### INSTRUCTIONS TO FOLLOW
Pictures do not belong in the copy. Return all of the entries exactly.

--- start INFORMATION GIVEN ---

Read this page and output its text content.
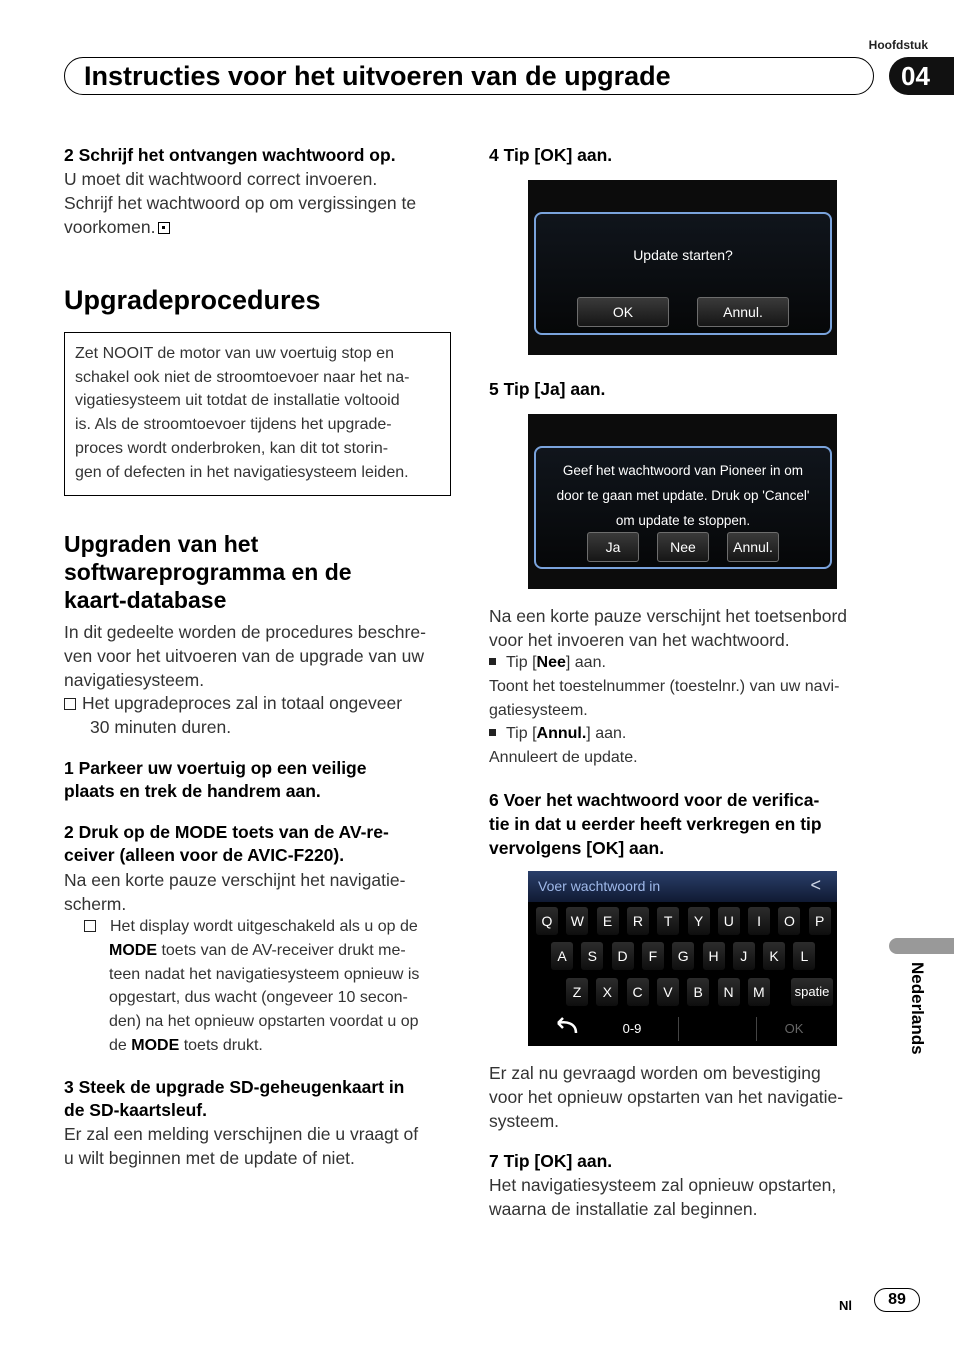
Hoofdstuk
Instructies voor het uitvoeren van de upgrade	04
2 Schrijf het ontvangen wachtwoord op.
U moet dit wachtwoord correct invoeren.
Schrijf het wachtwoord op om vergissingen te
voorkomen.
Upgradeprocedures
Zet NOOIT de motor van uw voertuig stop en
schakel ook niet de stroomtoevoer naar het na-
vigatiesysteem uit totdat de installatie voltooid
is. Als de stroomtoevoer tijdens het upgrade-
proces wordt onderbroken, kan dit tot storin-
gen of defecten in het navigatiesysteem leiden.
Upgraden van het
softwareprogramma en de
kaart-database
In dit gedeelte worden de procedures beschre-
ven voor het uitvoeren van de upgrade van uw
navigatiesysteem.
Het upgradeproces zal in totaal ongeveer
30 minuten duren.
1 Parkeer uw voertuig op een veilige
plaats en trek de handrem aan.
2 Druk op de MODE toets van de AV-re-
ceiver (alleen voor de AVIC-F220).
Na een korte pauze verschijnt het navigatie-
scherm.
Het display wordt uitgeschakeld als u op de
MODE toets van de AV-receiver drukt me-
teen nadat het navigatiesysteem opnieuw is
opgestart, dus wacht (ongeveer 10 secon-
den) na het opnieuw opstarten voordat u op
de MODE toets drukt.
3 Steek de upgrade SD-geheugenkaart in
de SD-kaartsleuf.
Er zal een melding verschijnen die u vraagt of
u wilt beginnen met de update of niet.
4 Tip [OK] aan.
Update starten?
OK	Annul.
5 Tip [Ja] aan.
Geef het wachtwoord van Pioneer in om
door te gaan met update. Druk op 'Cancel'
om update te stoppen.
Ja	Nee	Annul.
Na een korte pauze verschijnt het toetsenbord
voor het invoeren van het wachtwoord.
Tip [Nee] aan.
Toont het toestelnummer (toestelnr.) van uw navi-
gatiesysteem.
Tip [Annul.] aan.
Annuleert de update.
6 Voer het wachtwoord voor de verifica-
tie in dat u eerder heeft verkregen en tip
vervolgens [OK] aan.
Voer wachtwoord in	<
Q	W	E	R	T	Y	U	I	O	P
A	S	D	F	G	H	J	K	L
Z	X	C	V	B	N	M	spatie
0-9	OK
Er zal nu gevraagd worden om bevestiging
voor het opnieuw opstarten van het navigatie-
systeem.
7 Tip [OK] aan.
Het navigatiesysteem zal opnieuw opstarten,
waarna de installatie zal beginnen.
Nederlands
Nl	89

--- end INFORMATION GIVEN ---

### REPLY
Read this page and output its text content.
Hoofdstuk
Instructies voor het uitvoeren van de upgrade	04
2 Schrijf het ontvangen wachtwoord op.
U moet dit wachtwoord correct invoeren.
Schrijf het wachtwoord op om vergissingen te
voorkomen.
Upgradeprocedures
Zet NOOIT de motor van uw voertuig stop en
schakel ook niet de stroomtoevoer naar het na-
vigatiesysteem uit totdat de installatie voltooid
is. Als de stroomtoevoer tijdens het upgrade-
proces wordt onderbroken, kan dit tot storin-
gen of defecten in het navigatiesysteem leiden.
Upgraden van het
softwareprogramma en de
kaart-database
In dit gedeelte worden de procedures beschre-
ven voor het uitvoeren van de upgrade van uw
navigatiesysteem.
Het upgradeproces zal in totaal ongeveer
30 minuten duren.
1 Parkeer uw voertuig op een veilige
plaats en trek de handrem aan.
2 Druk op de MODE toets van de AV-re-
ceiver (alleen voor de AVIC-F220).
Na een korte pauze verschijnt het navigatie-
scherm.
Het display wordt uitgeschakeld als u op de
MODE toets van de AV-receiver drukt me-
teen nadat het navigatiesysteem opnieuw is
opgestart, dus wacht (ongeveer 10 secon-
den) na het opnieuw opstarten voordat u op
de MODE toets drukt.
3 Steek de upgrade SD-geheugenkaart in
de SD-kaartsleuf.
Er zal een melding verschijnen die u vraagt of
u wilt beginnen met de update of niet.
4 Tip [OK] aan.
Update starten?
OK	Annul.
5 Tip [Ja] aan.
Geef het wachtwoord van Pioneer in om
door te gaan met update. Druk op 'Cancel'
om update te stoppen.
Ja	Nee	Annul.
Na een korte pauze verschijnt het toetsenbord
voor het invoeren van het wachtwoord.
Tip [Nee] aan.
Toont het toestelnummer (toestelnr.) van uw navi-
gatiesysteem.
Tip [Annul.] aan.
Annuleert de update.
6 Voer het wachtwoord voor de verifica-
tie in dat u eerder heeft verkregen en tip
vervolgens [OK] aan.
Voer wachtwoord in	<
Q	W	E	R	T	Y	U	I	O	P
A	S	D	F	G	H	J	K	L
Z	X	C	V	B	N	M	spatie
0-9	OK
Er zal nu gevraagd worden om bevestiging
voor het opnieuw opstarten van het navigatie-
systeem.
7 Tip [OK] aan.
Het navigatiesysteem zal opnieuw opstarten,
waarna de installatie zal beginnen.
Nederlands
Nl	89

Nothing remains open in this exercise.